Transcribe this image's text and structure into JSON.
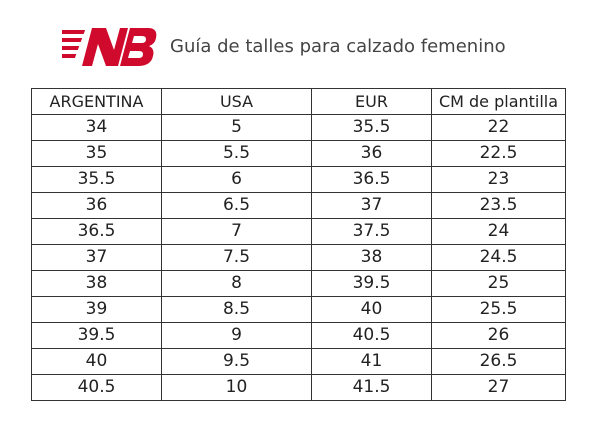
{
  "header": {
    "title": "Guía de talles para calzado femenino"
  },
  "table": {
    "columns": [
      "ARGENTINA",
      "USA",
      "EUR",
      "CM de plantilla"
    ],
    "rows": [
      [
        "34",
        "5",
        "35.5",
        "22"
      ],
      [
        "35",
        "5.5",
        "36",
        "22.5"
      ],
      [
        "35.5",
        "6",
        "36.5",
        "23"
      ],
      [
        "36",
        "6.5",
        "37",
        "23.5"
      ],
      [
        "36.5",
        "7",
        "37.5",
        "24"
      ],
      [
        "37",
        "7.5",
        "38",
        "24.5"
      ],
      [
        "38",
        "8",
        "39.5",
        "25"
      ],
      [
        "39",
        "8.5",
        "40",
        "25.5"
      ],
      [
        "39.5",
        "9",
        "40.5",
        "26"
      ],
      [
        "40",
        "9.5",
        "41",
        "26.5"
      ],
      [
        "40.5",
        "10",
        "41.5",
        "27"
      ]
    ]
  }
}
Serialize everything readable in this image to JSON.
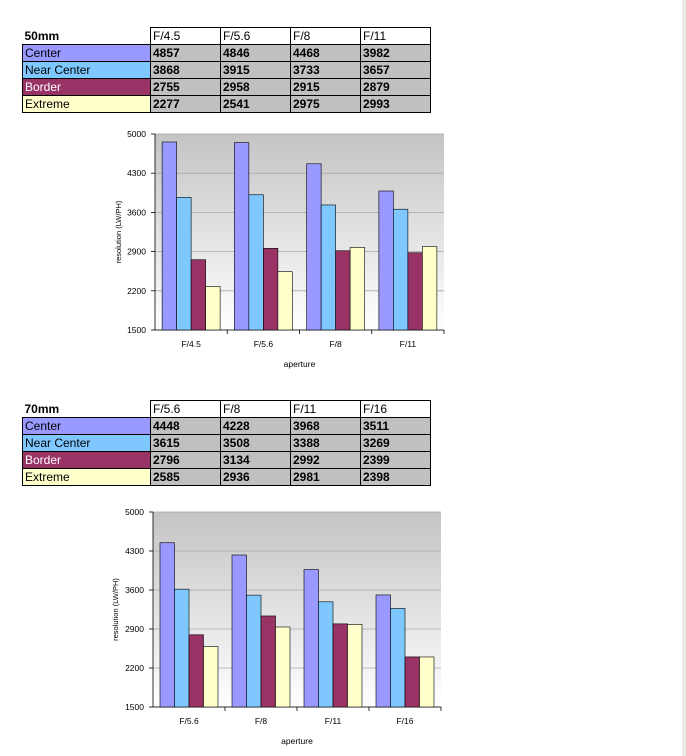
{
  "colors": {
    "Center": "#9999ff",
    "Near Center": "#7ec8ff",
    "Border": "#993366",
    "Extreme": "#ffffcc"
  },
  "tables": [
    {
      "title": "50mm",
      "columns": [
        "F/4.5",
        "F/5.6",
        "F/8",
        "F/11"
      ],
      "rows": [
        {
          "label": "Center",
          "values": [
            "4857",
            "4846",
            "4468",
            "3982"
          ]
        },
        {
          "label": "Near Center",
          "values": [
            "3868",
            "3915",
            "3733",
            "3657"
          ]
        },
        {
          "label": "Border",
          "values": [
            "2755",
            "2958",
            "2915",
            "2879"
          ]
        },
        {
          "label": "Extreme",
          "values": [
            "2277",
            "2541",
            "2975",
            "2993"
          ]
        }
      ]
    },
    {
      "title": "70mm",
      "columns": [
        "F/5.6",
        "F/8",
        "F/11",
        "F/16"
      ],
      "rows": [
        {
          "label": "Center",
          "values": [
            "4448",
            "4228",
            "3968",
            "3511"
          ]
        },
        {
          "label": "Near Center",
          "values": [
            "3615",
            "3508",
            "3388",
            "3269"
          ]
        },
        {
          "label": "Border",
          "values": [
            "2796",
            "3134",
            "2992",
            "2399"
          ]
        },
        {
          "label": "Extreme",
          "values": [
            "2585",
            "2936",
            "2981",
            "2398"
          ]
        }
      ]
    }
  ],
  "chart_data": [
    {
      "type": "bar",
      "title": "",
      "categories": [
        "F/4.5",
        "F/5.6",
        "F/8",
        "F/11"
      ],
      "series": [
        {
          "name": "Center",
          "values": [
            4857,
            4846,
            4468,
            3982
          ]
        },
        {
          "name": "Near Center",
          "values": [
            3868,
            3915,
            3733,
            3657
          ]
        },
        {
          "name": "Border",
          "values": [
            2755,
            2958,
            2915,
            2879
          ]
        },
        {
          "name": "Extreme",
          "values": [
            2277,
            2541,
            2975,
            2993
          ]
        }
      ],
      "xlabel": "aperture",
      "ylabel": "resolution (LW/PH)",
      "ylim": [
        1500,
        5000
      ],
      "yticks": [
        "5000",
        "4300",
        "3600",
        "2900",
        "2200",
        "1500"
      ],
      "grid": true,
      "legend": "none"
    },
    {
      "type": "bar",
      "title": "",
      "categories": [
        "F/5.6",
        "F/8",
        "F/11",
        "F/16"
      ],
      "series": [
        {
          "name": "Center",
          "values": [
            4448,
            4228,
            3968,
            3511
          ]
        },
        {
          "name": "Near Center",
          "values": [
            3615,
            3508,
            3388,
            3269
          ]
        },
        {
          "name": "Border",
          "values": [
            2796,
            3134,
            2992,
            2399
          ]
        },
        {
          "name": "Extreme",
          "values": [
            2585,
            2936,
            2981,
            2398
          ]
        }
      ],
      "xlabel": "aperture",
      "ylabel": "resolution (LW/PH)",
      "ylim": [
        1500,
        5000
      ],
      "yticks": [
        "5000",
        "4300",
        "3600",
        "2900",
        "2200",
        "1500"
      ],
      "grid": true,
      "legend": "none"
    }
  ]
}
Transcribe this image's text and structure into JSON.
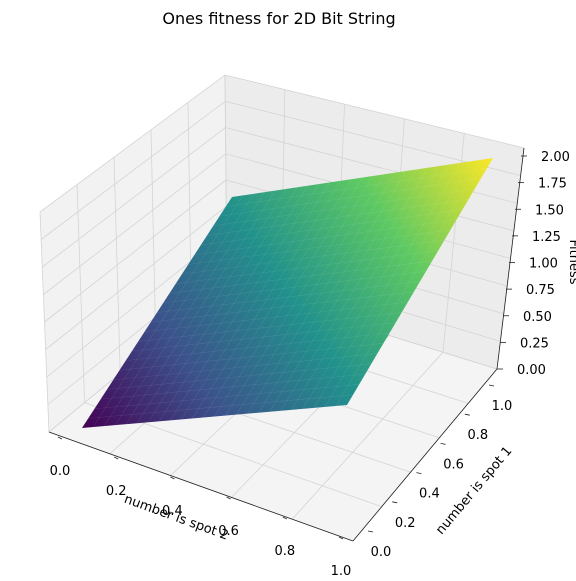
{
  "chart_data": {
    "type": "surface3d",
    "title": "Ones fitness for 2D Bit String",
    "xlabel": "number is spot 2",
    "ylabel": "number is spot 1",
    "zlabel": "Fitness",
    "x_ticks": [
      "0.0",
      "0.2",
      "0.4",
      "0.6",
      "0.8",
      "1.0"
    ],
    "y_ticks": [
      "0.0",
      "0.2",
      "0.4",
      "0.6",
      "0.8",
      "1.0"
    ],
    "z_ticks": [
      "0.00",
      "0.25",
      "0.50",
      "0.75",
      "1.00",
      "1.25",
      "1.50",
      "1.75",
      "2.00"
    ],
    "xlim": [
      0,
      1
    ],
    "ylim": [
      0,
      1
    ],
    "zlim": [
      0,
      2
    ],
    "function": "z = x + y",
    "corners": [
      {
        "x": 0,
        "y": 0,
        "z": 0
      },
      {
        "x": 1,
        "y": 0,
        "z": 1
      },
      {
        "x": 0,
        "y": 1,
        "z": 1
      },
      {
        "x": 1,
        "y": 1,
        "z": 2
      }
    ],
    "colormap": "viridis",
    "colormap_stops": [
      "#440154",
      "#3b528b",
      "#21918c",
      "#5ec962",
      "#fde725"
    ],
    "grid": true
  }
}
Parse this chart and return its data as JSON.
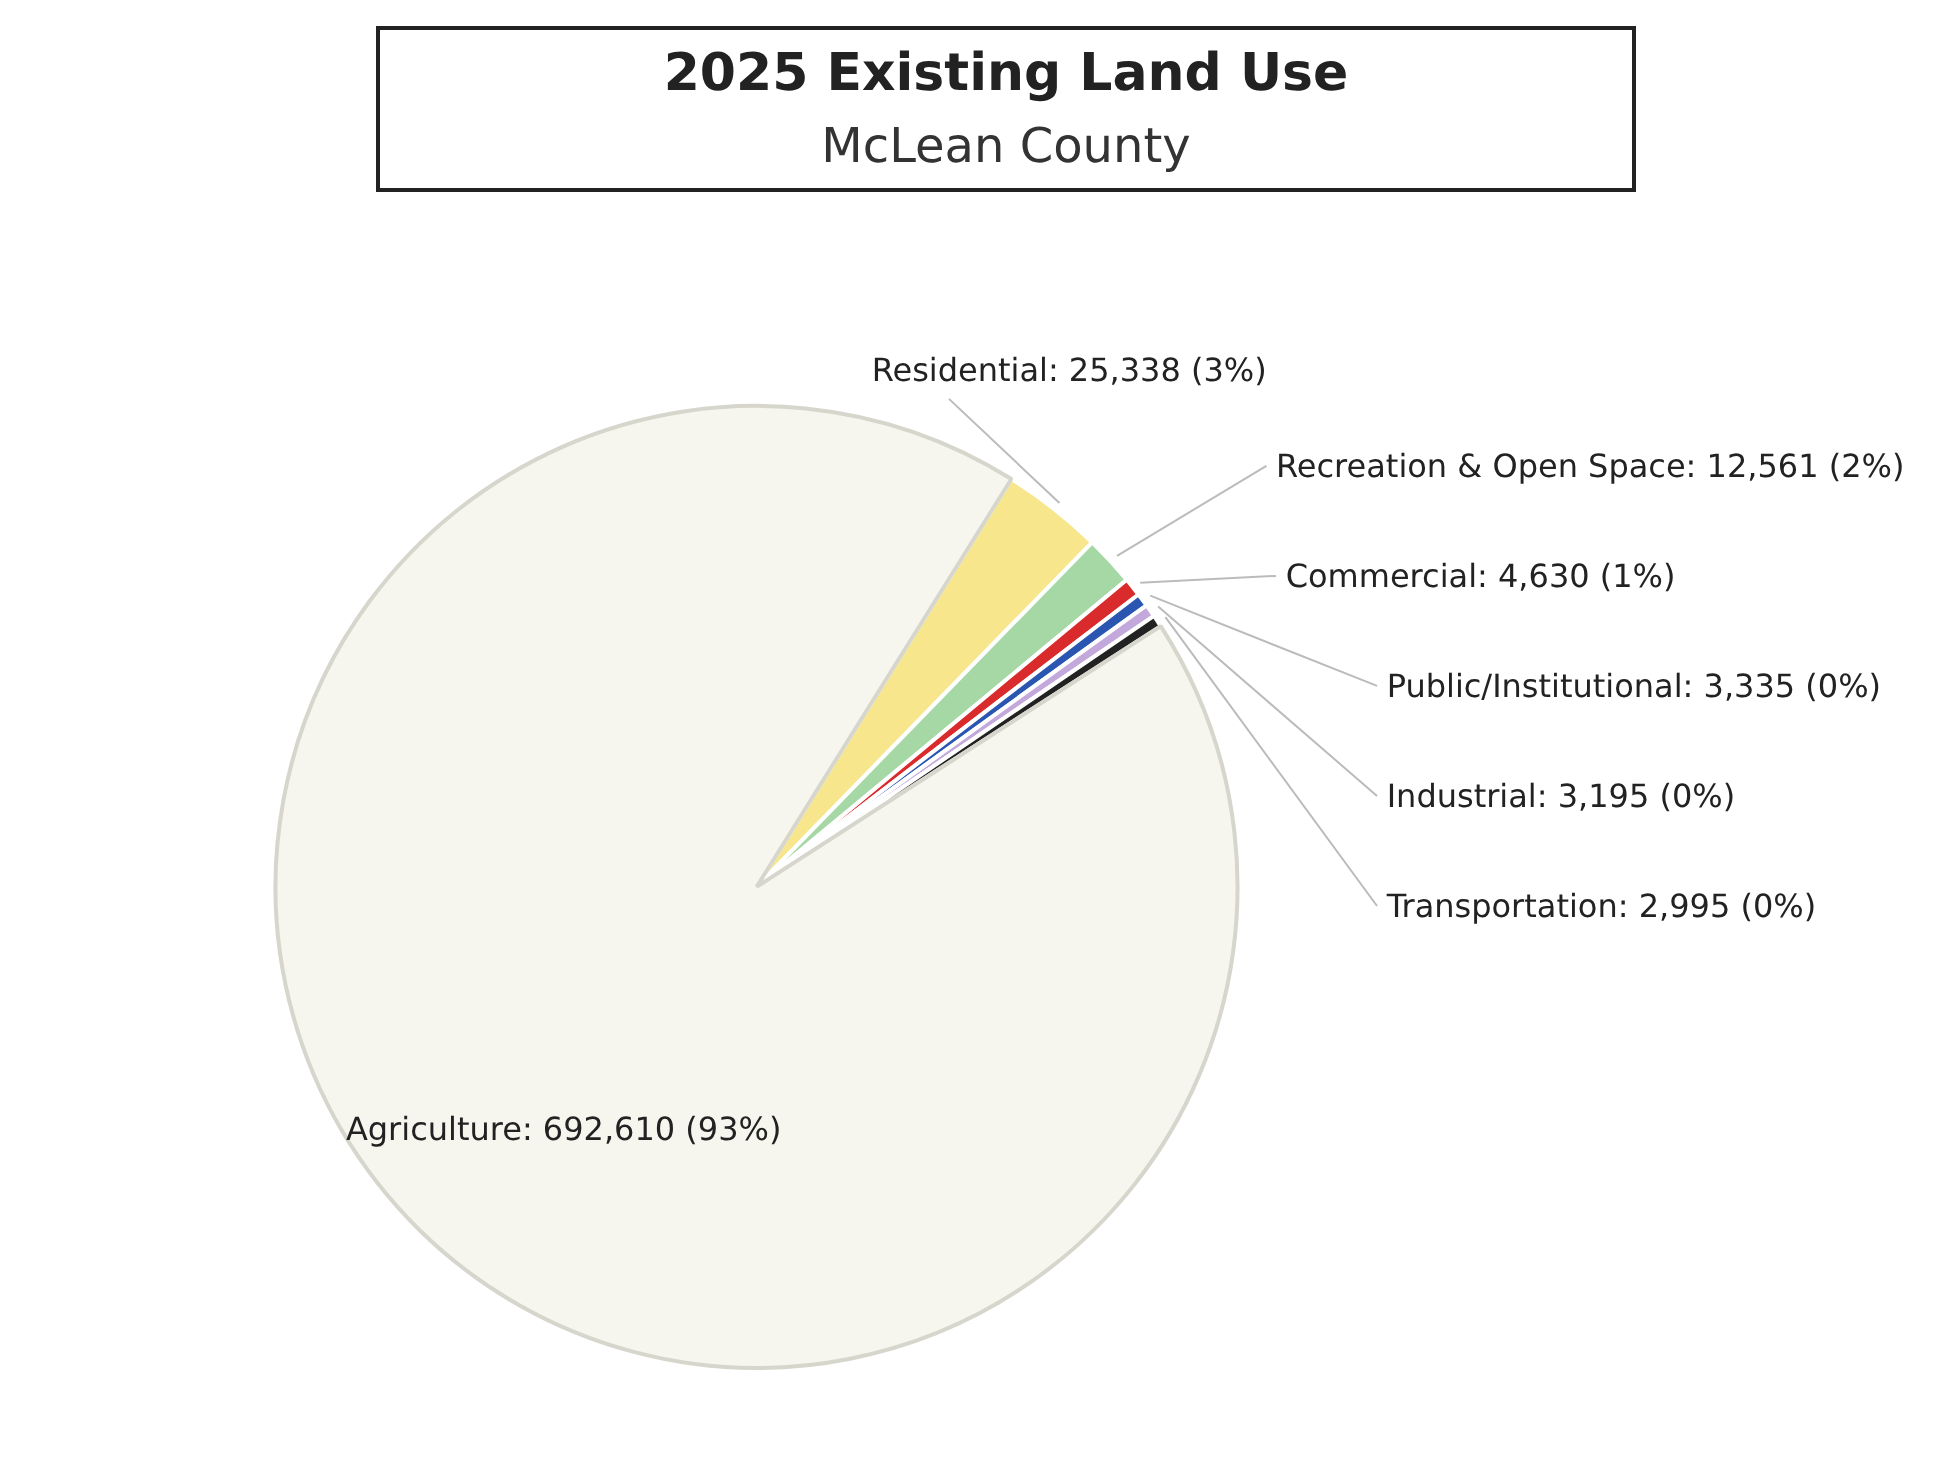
{
  "chart_data": {
    "type": "pie",
    "title": "2025 Existing Land Use",
    "subtitle": "McLean County",
    "categories": [
      "Residential: 25,338 (3%)",
      "Recreation & Open Space: 12,561 (2%)",
      "Commercial: 4,630 (1%)",
      "Public/Institutional: 3,335 (0%)",
      "Industrial: 3,195 (0%)",
      "Transportation: 2,995 (0%)",
      "Agriculture: 692,610 (93%)"
    ],
    "values": [
      25338,
      12561,
      4630,
      3335,
      3195,
      2995,
      692610
    ],
    "colors": [
      "#f7e68c",
      "#a6d8a6",
      "#d92b2b",
      "#2a55b0",
      "#c3a8dc",
      "#222222",
      "#f6f6ef"
    ]
  }
}
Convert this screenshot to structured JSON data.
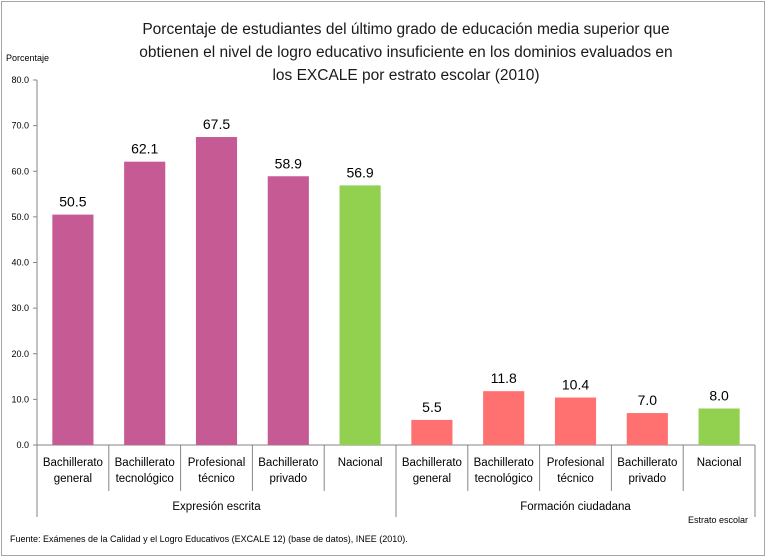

■ Problem to solve ■
Omit the pictures, then quote the rest of the material above exactly.

■ Task answer ■
Transcribe this image's text and structure into JSON.
{
  "header": {
    "title": "Guía de talles para calzado femenino"
  },
  "table": {
    "columns": [
      "ARGENTINA",
      "USA",
      "EUR",
      "CM de plantilla"
    ],
    "rows": [
      [
        "34",
        "5",
        "35.5",
        "22"
      ],
      [
        "35",
        "5.5",
        "36",
        "22.5"
      ],
      [
        "35.5",
        "6",
        "36.5",
        "23"
      ],
      [
        "36",
        "6.5",
        "37",
        "23.5"
      ],
      [
        "36.5",
        "7",
        "37.5",
        "24"
      ],
      [
        "37",
        "7.5",
        "38",
        "24.5"
      ],
      [
        "38",
        "8",
        "39.5",
        "25"
      ],
      [
        "39",
        "8.5",
        "40",
        "25.5"
      ],
      [
        "39.5",
        "9",
        "40.5",
        "26"
      ],
      [
        "40",
        "9.5",
        "41",
        "26.5"
      ],
      [
        "40.5",
        "10",
        "41.5",
        "27"
      ]
    ]
  }
}
Serialize everything readable in this image to JSON.
{
  "colors": {
    "Center": "#9999ff",
    "Near Center": "#7ec8ff",
    "Border": "#993366",
    "Extreme": "#ffffcc"
  },
  "tables": [
    {
      "title": "50mm",
      "columns": [
        "F/4.5",
        "F/5.6",
        "F/8",
        "F/11"
      ],
      "rows": [
        {
          "label": "Center",
          "values": [
            "4857",
            "4846",
            "4468",
            "3982"
          ]
        },
        {
          "label": "Near Center",
          "values": [
            "3868",
            "3915",
            "3733",
            "3657"
          ]
        },
        {
          "label": "Border",
          "values": [
            "2755",
            "2958",
            "2915",
            "2879"
          ]
        },
        {
          "label": "Extreme",
          "values": [
            "2277",
            "2541",
            "2975",
            "2993"
          ]
        }
      ]
    },
    {
      "title": "70mm",
      "columns": [
        "F/5.6",
        "F/8",
        "F/11",
        "F/16"
      ],
      "rows": [
        {
          "label": "Center",
          "values": [
            "4448",
            "4228",
            "3968",
            "3511"
          ]
        },
        {
          "label": "Near Center",
          "values": [
            "3615",
            "3508",
            "3388",
            "3269"
          ]
        },
        {
          "label": "Border",
          "values": [
            "2796",
            "3134",
            "2992",
            "2399"
          ]
        },
        {
          "label": "Extreme",
          "values": [
            "2585",
            "2936",
            "2981",
            "2398"
          ]
        }
      ]
    }
  ],
  "chart_data": [
    {
      "type": "bar",
      "title": "",
      "categories": [
        "F/4.5",
        "F/5.6",
        "F/8",
        "F/11"
      ],
      "series": [
        {
          "name": "Center",
          "values": [
            4857,
            4846,
            4468,
            3982
          ]
        },
        {
          "name": "Near Center",
          "values": [
            3868,
            3915,
            3733,
            3657
          ]
        },
        {
          "name": "Border",
          "values": [
            2755,
            2958,
            2915,
            2879
          ]
        },
        {
          "name": "Extreme",
          "values": [
            2277,
            2541,
            2975,
            2993
          ]
        }
      ],
      "xlabel": "aperture",
      "ylabel": "resolution (LW/PH)",
      "ylim": [
        1500,
        5000
      ],
      "yticks": [
        "5000",
        "4300",
        "3600",
        "2900",
        "2200",
        "1500"
      ],
      "grid": true,
      "legend": "none"
    },
    {
      "type": "bar",
      "title": "",
      "categories": [
        "F/5.6",
        "F/8",
        "F/11",
        "F/16"
      ],
      "series": [
        {
          "name": "Center",
          "values": [
            4448,
            4228,
            3968,
            3511
          ]
        },
        {
          "name": "Near Center",
          "values": [
            3615,
            3508,
            3388,
            3269
          ]
        },
        {
          "name": "Border",
          "values": [
            2796,
            3134,
            2992,
            2399
          ]
        },
        {
          "name": "Extreme",
          "values": [
            2585,
            2936,
            2981,
            2398
          ]
        }
      ],
      "xlabel": "aperture",
      "ylabel": "resolution (LW/PH)",
      "ylim": [
        1500,
        5000
      ],
      "yticks": [
        "5000",
        "4300",
        "3600",
        "2900",
        "2200",
        "1500"
      ],
      "grid": true,
      "legend": "none"
    }
  ]
}
Transcribe this image's text and structure into JSON.
{
  "chart_data": {
    "type": "surface3d",
    "title": "Ones fitness for 2D Bit String",
    "xlabel": "number is spot 2",
    "ylabel": "number is spot 1",
    "zlabel": "Fitness",
    "x_ticks": [
      "0.0",
      "0.2",
      "0.4",
      "0.6",
      "0.8",
      "1.0"
    ],
    "y_ticks": [
      "0.0",
      "0.2",
      "0.4",
      "0.6",
      "0.8",
      "1.0"
    ],
    "z_ticks": [
      "0.00",
      "0.25",
      "0.50",
      "0.75",
      "1.00",
      "1.25",
      "1.50",
      "1.75",
      "2.00"
    ],
    "xlim": [
      0,
      1
    ],
    "ylim": [
      0,
      1
    ],
    "zlim": [
      0,
      2
    ],
    "function": "z = x + y",
    "corners": [
      {
        "x": 0,
        "y": 0,
        "z": 0
      },
      {
        "x": 1,
        "y": 0,
        "z": 1
      },
      {
        "x": 0,
        "y": 1,
        "z": 1
      },
      {
        "x": 1,
        "y": 1,
        "z": 2
      }
    ],
    "colormap": "viridis",
    "colormap_stops": [
      "#440154",
      "#3b528b",
      "#21918c",
      "#5ec962",
      "#fde725"
    ],
    "grid": true
  }
}
Parse this chart and return its data as JSON.
{
  "chart_data": {
    "type": "pie",
    "title": "2025 Existing Land Use",
    "subtitle": "McLean County",
    "categories": [
      "Residential: 25,338 (3%)",
      "Recreation & Open Space: 12,561 (2%)",
      "Commercial: 4,630 (1%)",
      "Public/Institutional: 3,335 (0%)",
      "Industrial: 3,195 (0%)",
      "Transportation: 2,995 (0%)",
      "Agriculture: 692,610 (93%)"
    ],
    "values": [
      25338,
      12561,
      4630,
      3335,
      3195,
      2995,
      692610
    ],
    "colors": [
      "#f7e68c",
      "#a6d8a6",
      "#d92b2b",
      "#2a55b0",
      "#c3a8dc",
      "#222222",
      "#f6f6ef"
    ]
  }
}
Convert this screenshot to structured JSON data.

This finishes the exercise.